=== Short exercise ===
Would you extract the whole listing below and retype it exactly?

Rows from a figure dataset
****************
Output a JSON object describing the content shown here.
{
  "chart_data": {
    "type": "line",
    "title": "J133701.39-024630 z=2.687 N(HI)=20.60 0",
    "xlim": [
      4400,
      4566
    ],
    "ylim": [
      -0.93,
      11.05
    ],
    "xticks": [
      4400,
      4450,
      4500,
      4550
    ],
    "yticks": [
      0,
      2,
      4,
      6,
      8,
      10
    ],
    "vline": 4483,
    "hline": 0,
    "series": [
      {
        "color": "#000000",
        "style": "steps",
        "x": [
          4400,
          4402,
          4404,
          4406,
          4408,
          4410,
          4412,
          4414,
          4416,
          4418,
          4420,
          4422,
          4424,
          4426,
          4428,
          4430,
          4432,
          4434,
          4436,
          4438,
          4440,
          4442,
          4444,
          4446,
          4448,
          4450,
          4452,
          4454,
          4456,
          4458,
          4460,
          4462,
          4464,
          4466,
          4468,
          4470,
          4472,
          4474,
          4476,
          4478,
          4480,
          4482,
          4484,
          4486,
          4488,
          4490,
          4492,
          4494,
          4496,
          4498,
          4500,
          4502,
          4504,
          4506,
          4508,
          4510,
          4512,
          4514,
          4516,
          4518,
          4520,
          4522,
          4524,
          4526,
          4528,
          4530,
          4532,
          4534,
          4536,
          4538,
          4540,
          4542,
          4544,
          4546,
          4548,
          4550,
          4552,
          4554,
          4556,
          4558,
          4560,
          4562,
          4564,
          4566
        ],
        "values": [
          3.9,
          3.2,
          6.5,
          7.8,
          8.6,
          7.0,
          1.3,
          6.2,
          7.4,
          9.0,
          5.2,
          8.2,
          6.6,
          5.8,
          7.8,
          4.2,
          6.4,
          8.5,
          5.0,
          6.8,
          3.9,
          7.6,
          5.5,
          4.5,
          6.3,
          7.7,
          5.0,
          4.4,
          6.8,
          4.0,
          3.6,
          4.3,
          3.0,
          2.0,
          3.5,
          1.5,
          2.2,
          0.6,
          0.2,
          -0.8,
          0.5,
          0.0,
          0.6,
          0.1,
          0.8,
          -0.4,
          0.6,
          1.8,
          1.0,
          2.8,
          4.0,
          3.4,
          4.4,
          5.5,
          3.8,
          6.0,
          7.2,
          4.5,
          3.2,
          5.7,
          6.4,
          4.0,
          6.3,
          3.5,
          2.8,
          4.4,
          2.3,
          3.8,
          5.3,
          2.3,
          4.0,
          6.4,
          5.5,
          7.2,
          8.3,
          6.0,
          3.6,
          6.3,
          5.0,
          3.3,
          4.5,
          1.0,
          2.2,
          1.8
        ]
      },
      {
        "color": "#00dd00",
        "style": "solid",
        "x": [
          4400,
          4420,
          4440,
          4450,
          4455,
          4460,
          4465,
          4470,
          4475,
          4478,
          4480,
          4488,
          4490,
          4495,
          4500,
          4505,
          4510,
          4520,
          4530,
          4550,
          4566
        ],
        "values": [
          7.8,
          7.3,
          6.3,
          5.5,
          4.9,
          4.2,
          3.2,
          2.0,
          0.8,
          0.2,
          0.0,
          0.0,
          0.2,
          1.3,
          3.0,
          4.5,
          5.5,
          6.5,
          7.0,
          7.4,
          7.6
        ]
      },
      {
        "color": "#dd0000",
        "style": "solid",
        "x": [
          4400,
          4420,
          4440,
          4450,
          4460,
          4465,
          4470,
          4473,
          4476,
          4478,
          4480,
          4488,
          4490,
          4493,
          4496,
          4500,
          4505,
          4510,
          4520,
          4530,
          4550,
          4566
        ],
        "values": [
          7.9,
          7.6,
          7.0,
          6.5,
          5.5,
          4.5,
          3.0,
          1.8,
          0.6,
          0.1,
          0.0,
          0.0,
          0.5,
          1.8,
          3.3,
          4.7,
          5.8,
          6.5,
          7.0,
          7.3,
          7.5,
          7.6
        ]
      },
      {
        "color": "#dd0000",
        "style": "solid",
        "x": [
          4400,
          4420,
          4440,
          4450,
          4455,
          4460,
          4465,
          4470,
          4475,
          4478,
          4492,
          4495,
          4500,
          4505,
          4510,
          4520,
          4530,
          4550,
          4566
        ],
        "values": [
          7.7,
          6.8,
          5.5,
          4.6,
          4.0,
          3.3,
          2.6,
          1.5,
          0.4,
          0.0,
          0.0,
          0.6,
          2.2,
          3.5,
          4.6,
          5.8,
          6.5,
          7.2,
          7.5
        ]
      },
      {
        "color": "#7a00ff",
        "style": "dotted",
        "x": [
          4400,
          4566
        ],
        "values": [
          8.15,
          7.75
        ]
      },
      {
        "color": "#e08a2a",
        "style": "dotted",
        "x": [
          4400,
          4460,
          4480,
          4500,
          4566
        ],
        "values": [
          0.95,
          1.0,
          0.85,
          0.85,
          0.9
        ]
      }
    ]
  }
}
****************
=== Task response ===
Output a JSON object describing the content shown here.
{
  "chart_data": {
    "type": "line",
    "title": "J133701.39-024630 z=2.687 N(HI)=20.60 0",
    "xlim": [
      4400,
      4566
    ],
    "ylim": [
      -0.93,
      11.05
    ],
    "xticks": [
      4400,
      4450,
      4500,
      4550
    ],
    "yticks": [
      0,
      2,
      4,
      6,
      8,
      10
    ],
    "vline": 4483,
    "hline": 0,
    "series": [
      {
        "color": "#000000",
        "style": "steps",
        "x": [
          4400,
          4402,
          4404,
          4406,
          4408,
          4410,
          4412,
          4414,
          4416,
          4418,
          4420,
          4422,
          4424,
          4426,
          4428,
          4430,
          4432,
          4434,
          4436,
          4438,
          4440,
          4442,
          4444,
          4446,
          4448,
          4450,
          4452,
          4454,
          4456,
          4458,
          4460,
          4462,
          4464,
          4466,
          4468,
          4470,
          4472,
          4474,
          4476,
          4478,
          4480,
          4482,
          4484,
          4486,
          4488,
          4490,
          4492,
          4494,
          4496,
          4498,
          4500,
          4502,
          4504,
          4506,
          4508,
          4510,
          4512,
          4514,
          4516,
          4518,
          4520,
          4522,
          4524,
          4526,
          4528,
          4530,
          4532,
          4534,
          4536,
          4538,
          4540,
          4542,
          4544,
          4546,
          4548,
          4550,
          4552,
          4554,
          4556,
          4558,
          4560,
          4562,
          4564,
          4566
        ],
        "values": [
          3.9,
          3.2,
          6.5,
          7.8,
          8.6,
          7.0,
          1.3,
          6.2,
          7.4,
          9.0,
          5.2,
          8.2,
          6.6,
          5.8,
          7.8,
          4.2,
          6.4,
          8.5,
          5.0,
          6.8,
          3.9,
          7.6,
          5.5,
          4.5,
          6.3,
          7.7,
          5.0,
          4.4,
          6.8,
          4.0,
          3.6,
          4.3,
          3.0,
          2.0,
          3.5,
          1.5,
          2.2,
          0.6,
          0.2,
          -0.8,
          0.5,
          0.0,
          0.6,
          0.1,
          0.8,
          -0.4,
          0.6,
          1.8,
          1.0,
          2.8,
          4.0,
          3.4,
          4.4,
          5.5,
          3.8,
          6.0,
          7.2,
          4.5,
          3.2,
          5.7,
          6.4,
          4.0,
          6.3,
          3.5,
          2.8,
          4.4,
          2.3,
          3.8,
          5.3,
          2.3,
          4.0,
          6.4,
          5.5,
          7.2,
          8.3,
          6.0,
          3.6,
          6.3,
          5.0,
          3.3,
          4.5,
          1.0,
          2.2,
          1.8
        ]
      },
      {
        "color": "#00dd00",
        "style": "solid",
        "x": [
          4400,
          4420,
          4440,
          4450,
          4455,
          4460,
          4465,
          4470,
          4475,
          4478,
          4480,
          4488,
          4490,
          4495,
          4500,
          4505,
          4510,
          4520,
          4530,
          4550,
          4566
        ],
        "values": [
          7.8,
          7.3,
          6.3,
          5.5,
          4.9,
          4.2,
          3.2,
          2.0,
          0.8,
          0.2,
          0.0,
          0.0,
          0.2,
          1.3,
          3.0,
          4.5,
          5.5,
          6.5,
          7.0,
          7.4,
          7.6
        ]
      },
      {
        "color": "#dd0000",
        "style": "solid",
        "x": [
          4400,
          4420,
          4440,
          4450,
          4460,
          4465,
          4470,
          4473,
          4476,
          4478,
          4480,
          4488,
          4490,
          4493,
          4496,
          4500,
          4505,
          4510,
          4520,
          4530,
          4550,
          4566
        ],
        "values": [
          7.9,
          7.6,
          7.0,
          6.5,
          5.5,
          4.5,
          3.0,
          1.8,
          0.6,
          0.1,
          0.0,
          0.0,
          0.5,
          1.8,
          3.3,
          4.7,
          5.8,
          6.5,
          7.0,
          7.3,
          7.5,
          7.6
        ]
      },
      {
        "color": "#dd0000",
        "style": "solid",
        "x": [
          4400,
          4420,
          4440,
          4450,
          4455,
          4460,
          4465,
          4470,
          4475,
          4478,
          4492,
          4495,
          4500,
          4505,
          4510,
          4520,
          4530,
          4550,
          4566
        ],
        "values": [
          7.7,
          6.8,
          5.5,
          4.6,
          4.0,
          3.3,
          2.6,
          1.5,
          0.4,
          0.0,
          0.0,
          0.6,
          2.2,
          3.5,
          4.6,
          5.8,
          6.5,
          7.2,
          7.5
        ]
      },
      {
        "color": "#7a00ff",
        "style": "dotted",
        "x": [
          4400,
          4566
        ],
        "values": [
          8.15,
          7.75
        ]
      },
      {
        "color": "#e08a2a",
        "style": "dotted",
        "x": [
          4400,
          4460,
          4480,
          4500,
          4566
        ],
        "values": [
          0.95,
          1.0,
          0.85,
          0.85,
          0.9
        ]
      }
    ]
  }
}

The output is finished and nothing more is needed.